━━━━━ Given entries
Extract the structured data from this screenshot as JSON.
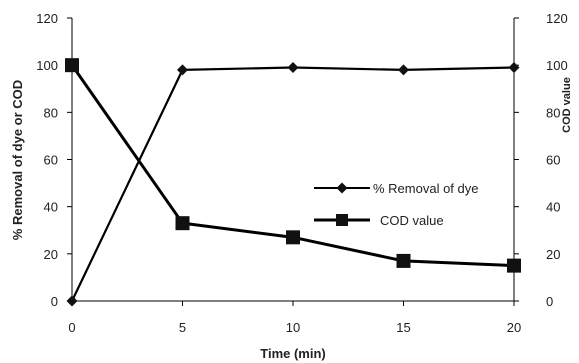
{
  "chart_data": {
    "type": "line",
    "xlabel": "Time (min)",
    "ylabel_left": "% Removal of dye or COD",
    "ylabel_right": "COD value",
    "x": [
      0,
      5,
      10,
      15,
      20
    ],
    "xticks": [
      "0",
      "5",
      "10",
      "15",
      "20"
    ],
    "xlim": [
      0,
      20
    ],
    "ylim_left": [
      0,
      120
    ],
    "ylim_right": [
      0,
      120
    ],
    "yticks_left": [
      "0",
      "20",
      "40",
      "60",
      "80",
      "100",
      "120"
    ],
    "yticks_right": [
      "0",
      "20",
      "40",
      "60",
      "80",
      "100",
      "120"
    ],
    "grid": false,
    "legend_position": "center-right",
    "series": [
      {
        "name": "% Removal of dye",
        "marker": "diamond",
        "axis": "left",
        "values": [
          0,
          98,
          99,
          98,
          99
        ]
      },
      {
        "name": "COD value",
        "marker": "square",
        "axis": "right",
        "values": [
          100,
          33,
          27,
          17,
          15
        ]
      }
    ]
  }
}
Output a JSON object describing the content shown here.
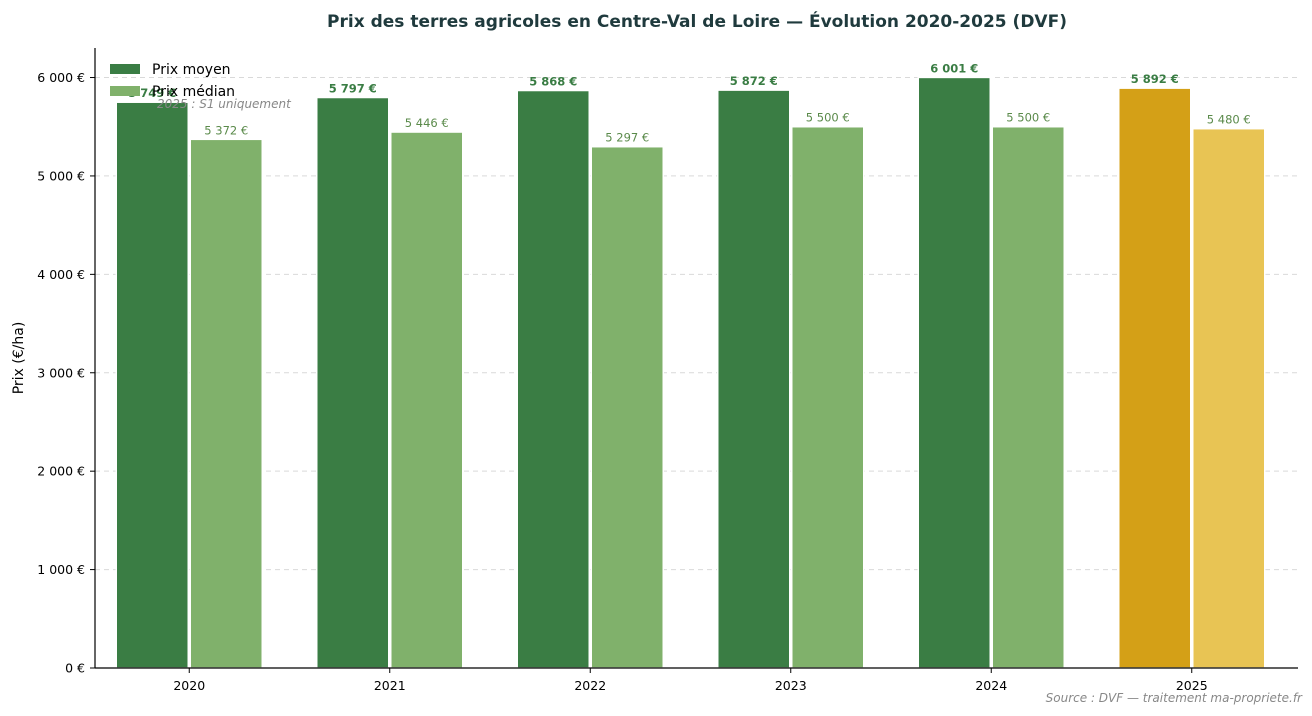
{
  "chart_data": {
    "type": "bar",
    "title": "Prix des terres agricoles en Centre-Val de Loire — Évolution 2020-2025 (DVF)",
    "xlabel": "",
    "ylabel": "Prix (€/ha)",
    "categories": [
      "2020",
      "2021",
      "2022",
      "2023",
      "2024",
      "2025"
    ],
    "series": [
      {
        "name": "Prix moyen",
        "values": [
          5749,
          5797,
          5868,
          5872,
          6001,
          5892
        ],
        "labels": [
          "5 749 €",
          "5 797 €",
          "5 868 €",
          "5 872 €",
          "6 001 €",
          "5 892 €"
        ],
        "color": "#3a7d44",
        "highlight_color": "#d4a017"
      },
      {
        "name": "Prix médian",
        "values": [
          5372,
          5446,
          5297,
          5500,
          5500,
          5480
        ],
        "labels": [
          "5 372 €",
          "5 446 €",
          "5 297 €",
          "5 500 €",
          "5 500 €",
          "5 480 €"
        ],
        "color": "#80b16b",
        "highlight_color": "#e8c454"
      }
    ],
    "highlight_category": "2025",
    "ylim": [
      0,
      6300
    ],
    "yticks": [
      0,
      1000,
      2000,
      3000,
      4000,
      5000,
      6000
    ],
    "ytick_labels": [
      "0 €",
      "1 000 €",
      "2 000 €",
      "3 000 €",
      "4 000 €",
      "5 000 €",
      "6 000 €"
    ],
    "grid": "horizontal dashed",
    "legend_position": "top-left",
    "annotation": "2025 : S1 uniquement",
    "source": "Source : DVF — traitement ma-propriete.fr"
  }
}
━━━━━━━━━━
▶ [Direction] Scan the listing above for the word "Removal" and copy every line that holds it.

▶ [Solution for this task]
    "ylabel_left": "% Removal of dye or COD",
        "name": "% Removal of dye",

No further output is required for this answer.